• [EXERCISE] Repeat exactly, and only, the lines from the one containing "Transcribe the text in this document." through the end of the records.
──────────
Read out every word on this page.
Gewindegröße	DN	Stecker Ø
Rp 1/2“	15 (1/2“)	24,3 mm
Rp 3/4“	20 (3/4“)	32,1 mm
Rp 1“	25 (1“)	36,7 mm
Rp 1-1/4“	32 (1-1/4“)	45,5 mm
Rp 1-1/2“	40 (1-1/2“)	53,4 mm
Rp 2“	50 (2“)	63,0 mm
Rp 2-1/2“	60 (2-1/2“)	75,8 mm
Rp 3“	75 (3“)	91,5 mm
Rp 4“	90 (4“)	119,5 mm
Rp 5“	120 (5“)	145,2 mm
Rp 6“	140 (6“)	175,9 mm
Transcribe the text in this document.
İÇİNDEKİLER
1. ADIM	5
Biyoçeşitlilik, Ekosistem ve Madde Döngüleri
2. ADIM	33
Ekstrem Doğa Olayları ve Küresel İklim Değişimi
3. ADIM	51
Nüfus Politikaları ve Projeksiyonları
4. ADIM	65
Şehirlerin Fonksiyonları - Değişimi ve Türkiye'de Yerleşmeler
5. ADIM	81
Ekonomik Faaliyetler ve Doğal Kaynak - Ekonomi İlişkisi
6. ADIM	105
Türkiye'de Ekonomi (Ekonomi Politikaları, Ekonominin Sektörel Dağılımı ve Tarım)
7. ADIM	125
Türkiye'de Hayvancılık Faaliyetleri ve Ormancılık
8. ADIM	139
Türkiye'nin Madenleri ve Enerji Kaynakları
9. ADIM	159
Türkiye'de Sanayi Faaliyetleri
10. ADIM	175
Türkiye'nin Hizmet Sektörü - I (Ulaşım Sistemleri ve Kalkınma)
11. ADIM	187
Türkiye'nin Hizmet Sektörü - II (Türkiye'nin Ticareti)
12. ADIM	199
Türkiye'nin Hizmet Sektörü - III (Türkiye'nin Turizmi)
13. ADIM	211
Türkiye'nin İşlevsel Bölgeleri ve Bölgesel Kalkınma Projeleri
──────────
• [COMPLETE RESPONSE]
Transcribe the text in this document.
İÇİNDEKİLER
1. ADIM	5
Biyoçeşitlilik, Ekosistem ve Madde Döngüleri
2. ADIM	33
Ekstrem Doğa Olayları ve Küresel İklim Değişimi
3. ADIM	51
Nüfus Politikaları ve Projeksiyonları
4. ADIM	65
Şehirlerin Fonksiyonları - Değişimi ve Türkiye'de Yerleşmeler
5. ADIM	81
Ekonomik Faaliyetler ve Doğal Kaynak - Ekonomi İlişkisi
6. ADIM	105
Türkiye'de Ekonomi (Ekonomi Politikaları, Ekonominin Sektörel Dağılımı ve Tarım)
7. ADIM	125
Türkiye'de Hayvancılık Faaliyetleri ve Ormancılık
8. ADIM	139
Türkiye'nin Madenleri ve Enerji Kaynakları
9. ADIM	159
Türkiye'de Sanayi Faaliyetleri
10. ADIM	175
Türkiye'nin Hizmet Sektörü - I (Ulaşım Sistemleri ve Kalkınma)
11. ADIM	187
Türkiye'nin Hizmet Sektörü - II (Türkiye'nin Ticareti)
12. ADIM	199
Türkiye'nin Hizmet Sektörü - III (Türkiye'nin Turizmi)
13. ADIM	211
Türkiye'nin İşlevsel Bölgeleri ve Bölgesel Kalkınma Projeleri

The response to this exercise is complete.